◆ INSTRUCTION: What number of lines hold the word "haitta"? State that number and nothing besides.

◆ DATA EXTRACT:

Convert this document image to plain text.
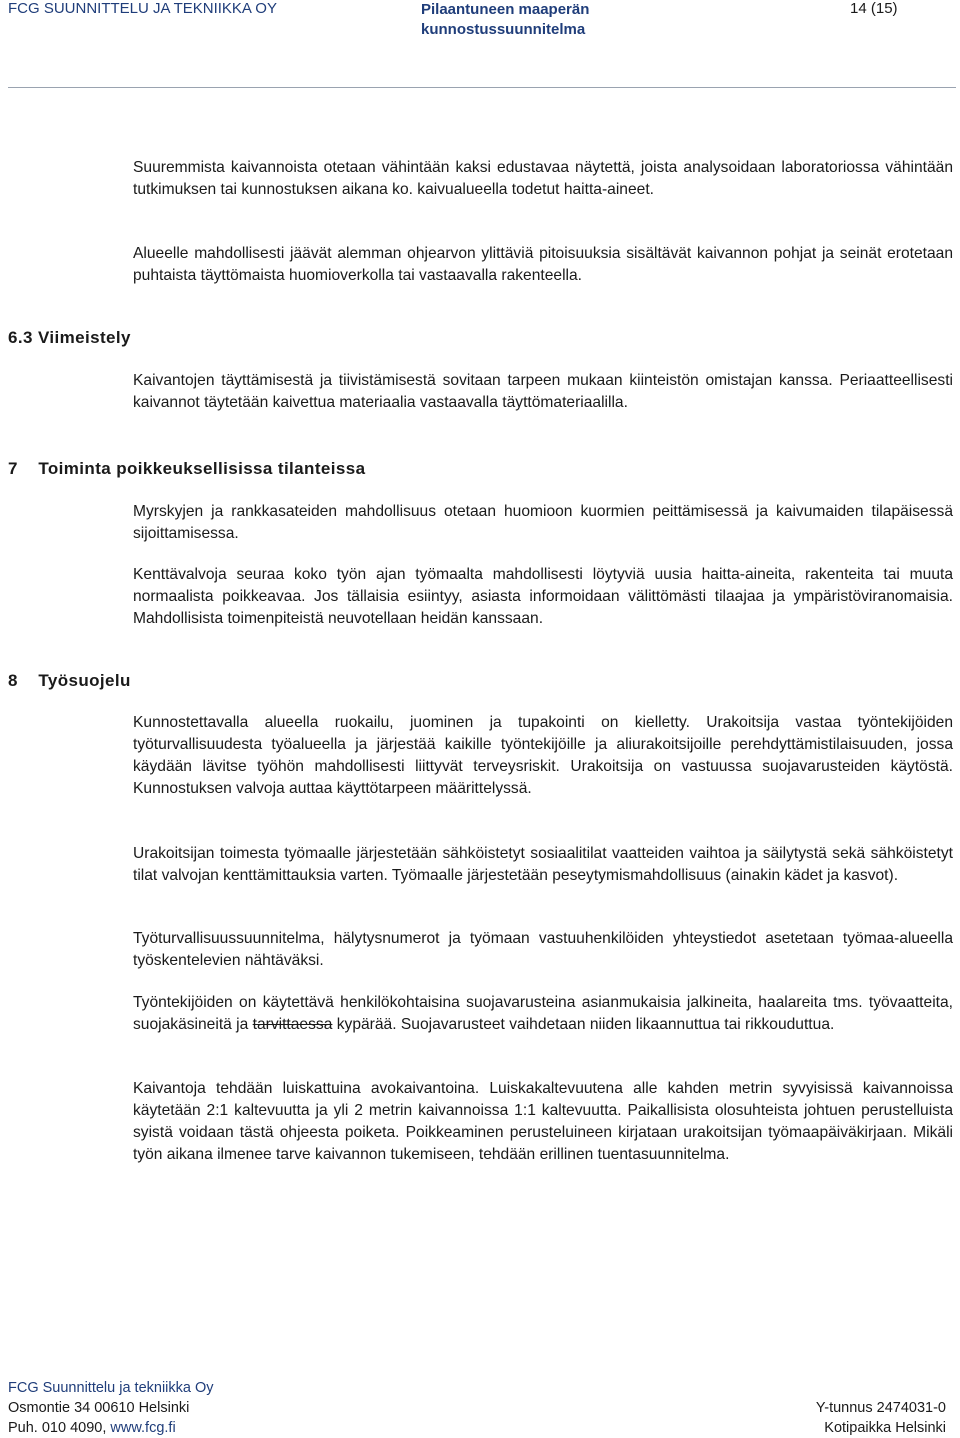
FCG SUUNNITTELU JA TEKNIIKKA OY	Pilaantuneen maaperän
kunnostussuunnitelma
14 (15)
Suuremmista kaivannoista otetaan vähintään kaksi edustavaa näytettä, joista analysoidaan laboratoriossa vähintään tutkimuksen tai kunnostuksen aikana ko. kaivualueella todetut haitta-aineet.
Alueelle mahdollisesti jäävät alemman ohjearvon ylittäviä pitoisuuksia sisältävät kaivannon pohjat ja seinät erotetaan puhtaista täyttömaista huomioverkolla tai vastaavalla rakenteella.
6.3 Viimeistely
Kaivantojen täyttämisestä ja tiivistämisestä sovitaan tarpeen mukaan kiinteistön omistajan kanssa. Periaatteellisesti kaivannot täytetään kaivettua materiaalia vastaavalla täyttömateriaalilla.
7    Toiminta poikkeuksellisissa tilanteissa
Myrskyjen ja rankkasateiden mahdollisuus otetaan huomioon kuormien peittämisessä ja kaivumaiden tilapäisessä sijoittamisessa.
Kenttävalvoja seuraa koko työn ajan työmaalta mahdollisesti löytyviä uusia haitta-aineita, rakenteita tai muuta normaalista poikkeavaa. Jos tällaisia esiintyy, asiasta informoidaan välittömästi tilaajaa ja ympäristöviranomaisia. Mahdollisista toimenpiteistä neuvotellaan heidän kanssaan.
8    Työsuojelu
Kunnostettavalla alueella ruokailu, juominen ja tupakointi on kielletty. Urakoitsija vastaa työntekijöiden työturvallisuudesta työalueella ja järjestää kaikille työntekijöille ja aliurakoitsijoille perehdyttämistilaisuuden, jossa käydään lävitse työhön mahdollisesti liittyvät terveysriskit. Urakoitsija on vastuussa suojavarusteiden käytöstä. Kunnostuksen valvoja auttaa käyttötarpeen määrittelyssä.
Urakoitsijan toimesta työmaalle järjestetään sähköistetyt sosiaalitilat vaatteiden vaihtoa ja säilytystä sekä sähköistetyt tilat valvojan kenttämittauksia varten. Työmaalle järjestetään peseytymismahdollisuus (ainakin kädet ja kasvot).
Työturvallisuussuunnitelma, hälytysnumerot ja työmaan vastuuhenkilöiden yhteystiedot asetetaan työmaa-alueella työskentelevien nähtäväksi.
Työntekijöiden on käytettävä henkilökohtaisina suojavarusteina asianmukaisia jalkineita, haalareita tms. työvaatteita, suojakäsineitä ja tarvittaessa kypärää. Suojavarusteet vaihdetaan niiden likaannuttua tai rikkouduttua.
Kaivantoja tehdään luiskattuina avokaivantoina. Luiskakaltevuutena alle kahden metrin syvyisissä kaivannoissa käytetään 2:1 kaltevuutta ja yli 2 metrin kaivannoissa 1:1 kaltevuutta. Paikallisista olosuhteista johtuen perustelluista syistä voidaan tästä ohjeesta poiketa. Poikkeaminen perusteluineen kirjataan urakoitsijan työmaapäiväkirjaan. Mikäli työn aikana ilmenee tarve kaivannon tukemiseen, tehdään erillinen tuentasuunnitelma.
FCG Suunnittelu ja tekniikka Oy
Osmontie 34 00610 Helsinki
Puh. 010 4090, www.fcg.fi
Y-tunnus 2474031-0
Kotipaikka Helsinki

◆ FINAL RESULT: 2